Dataset records on visual material:
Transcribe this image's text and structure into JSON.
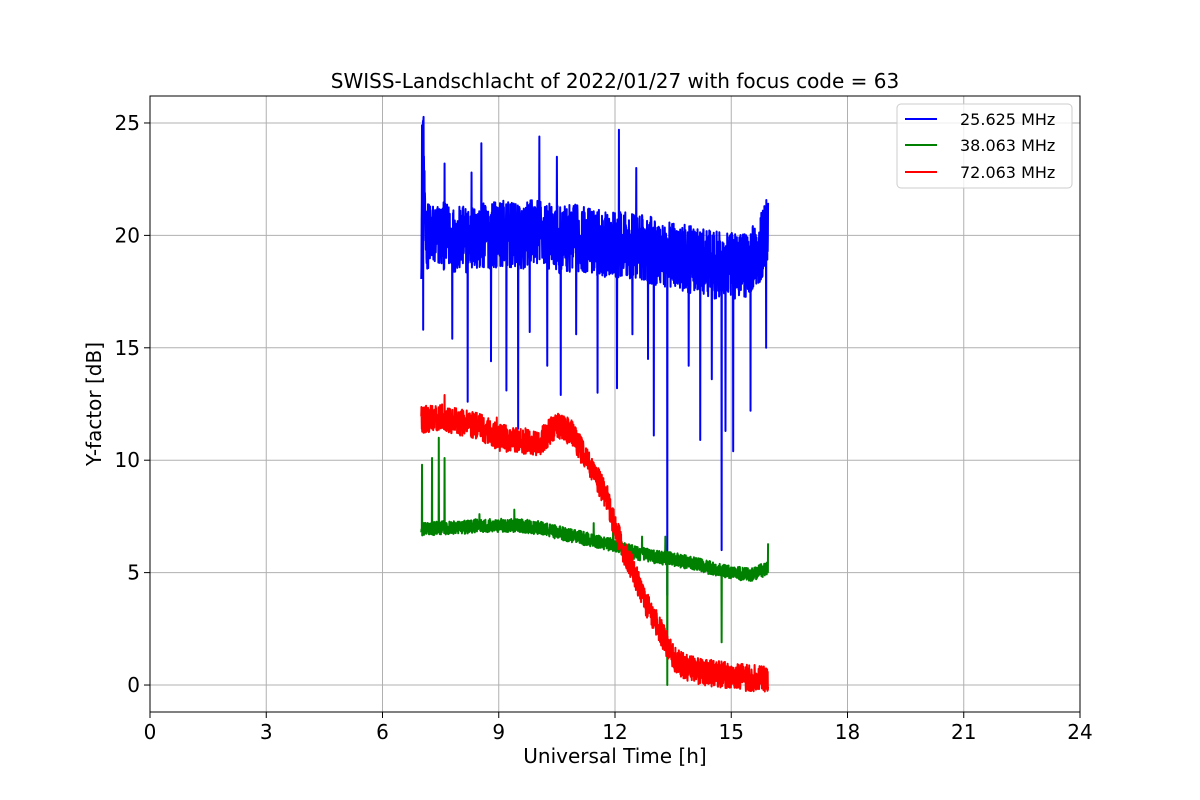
{
  "chart_data": {
    "type": "line",
    "title": "SWISS-Landschlacht of 2022/01/27 with focus code = 63",
    "xlabel": "Universal Time [h]",
    "ylabel": "Y-factor [dB]",
    "xlim": [
      0,
      24
    ],
    "ylim": [
      -1.2,
      26.2
    ],
    "xticks": [
      0,
      3,
      6,
      9,
      12,
      15,
      18,
      21,
      24
    ],
    "yticks": [
      0,
      5,
      10,
      15,
      20,
      25
    ],
    "xtick_labels": [
      "0",
      "3",
      "6",
      "9",
      "12",
      "15",
      "18",
      "21",
      "24"
    ],
    "ytick_labels": [
      "0",
      "5",
      "10",
      "15",
      "20",
      "25"
    ],
    "grid": true,
    "legend_position": "top-right",
    "series": [
      {
        "name": "25.625 MHz",
        "color": "#0000ff",
        "x": [
          7.0,
          7.05,
          7.1,
          7.5,
          8.0,
          8.5,
          9.0,
          9.5,
          10.0,
          10.5,
          11.0,
          11.5,
          12.0,
          12.5,
          13.0,
          13.5,
          14.0,
          14.5,
          15.0,
          15.5,
          15.8,
          15.95
        ],
        "y": [
          19.5,
          24.8,
          20.0,
          20.0,
          19.8,
          19.9,
          20.1,
          19.9,
          20.2,
          19.8,
          19.9,
          19.7,
          19.6,
          19.5,
          19.3,
          19.1,
          18.9,
          18.7,
          18.6,
          18.8,
          19.6,
          20.5
        ],
        "noise": 1.5,
        "spikes_up": [
          [
            7.02,
            24.9
          ],
          [
            8.55,
            24.1
          ],
          [
            10.05,
            24.4
          ],
          [
            10.5,
            23.5
          ],
          [
            12.1,
            24.7
          ],
          [
            12.55,
            23.0
          ],
          [
            7.6,
            23.2
          ],
          [
            8.3,
            22.8
          ]
        ],
        "spikes_down": [
          [
            7.05,
            15.8
          ],
          [
            7.8,
            15.4
          ],
          [
            8.2,
            12.6
          ],
          [
            8.8,
            14.4
          ],
          [
            9.2,
            13.1
          ],
          [
            9.5,
            11.4
          ],
          [
            9.8,
            15.7
          ],
          [
            10.25,
            14.2
          ],
          [
            10.6,
            12.9
          ],
          [
            11.0,
            15.6
          ],
          [
            11.55,
            13.0
          ],
          [
            12.05,
            13.2
          ],
          [
            12.45,
            15.6
          ],
          [
            12.85,
            14.5
          ],
          [
            13.0,
            11.1
          ],
          [
            13.35,
            4.0
          ],
          [
            13.9,
            14.2
          ],
          [
            14.2,
            10.9
          ],
          [
            14.5,
            13.6
          ],
          [
            14.75,
            6.0
          ],
          [
            14.85,
            11.3
          ],
          [
            15.05,
            10.4
          ],
          [
            15.5,
            12.2
          ],
          [
            15.9,
            15.0
          ]
        ]
      },
      {
        "name": "38.063 MHz",
        "color": "#008000",
        "x": [
          7.0,
          7.5,
          8.0,
          8.5,
          9.0,
          9.5,
          10.0,
          10.5,
          11.0,
          11.5,
          12.0,
          12.5,
          13.0,
          13.5,
          14.0,
          14.5,
          15.0,
          15.5,
          15.95
        ],
        "y": [
          6.9,
          7.0,
          7.0,
          7.1,
          7.1,
          7.1,
          7.0,
          6.8,
          6.6,
          6.4,
          6.2,
          5.9,
          5.7,
          5.6,
          5.4,
          5.2,
          5.0,
          4.9,
          5.2
        ],
        "noise": 0.3,
        "spikes_up": [
          [
            7.02,
            9.8
          ],
          [
            7.28,
            10.1
          ],
          [
            7.45,
            11.0
          ],
          [
            7.6,
            10.1
          ],
          [
            8.5,
            7.6
          ],
          [
            9.4,
            7.8
          ],
          [
            11.45,
            7.2
          ],
          [
            11.95,
            7.5
          ],
          [
            12.7,
            6.6
          ],
          [
            13.3,
            6.6
          ],
          [
            15.95,
            6.3
          ]
        ],
        "spikes_down": [
          [
            13.35,
            0.0
          ],
          [
            14.75,
            1.9
          ]
        ]
      },
      {
        "name": "72.063 MHz",
        "color": "#ff0000",
        "x": [
          7.0,
          7.5,
          8.0,
          8.5,
          9.0,
          9.5,
          10.0,
          10.5,
          10.9,
          11.2,
          11.5,
          11.8,
          12.0,
          12.2,
          12.5,
          12.8,
          13.0,
          13.2,
          13.4,
          13.6,
          13.8,
          14.2,
          14.6,
          15.0,
          15.5,
          15.95
        ],
        "y": [
          11.8,
          11.9,
          11.7,
          11.5,
          11.0,
          10.9,
          10.7,
          11.6,
          11.2,
          10.2,
          9.3,
          8.3,
          7.0,
          6.1,
          5.0,
          3.6,
          3.0,
          2.3,
          1.6,
          1.0,
          0.8,
          0.6,
          0.5,
          0.4,
          0.3,
          0.3
        ],
        "noise": 0.6,
        "spikes_up": [
          [
            7.6,
            12.9
          ],
          [
            8.95,
            11.9
          ]
        ],
        "spikes_down": []
      }
    ]
  }
}
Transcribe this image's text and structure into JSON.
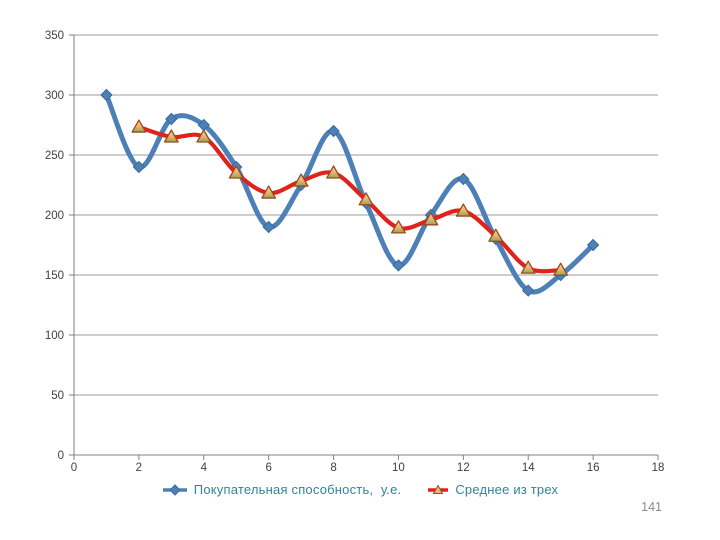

Objective: Filter the records above for "color" and copy every matching line.

Finished answer:
        "color": "#0000ff",
        "color": "#008000",
        "color": "#ff0000",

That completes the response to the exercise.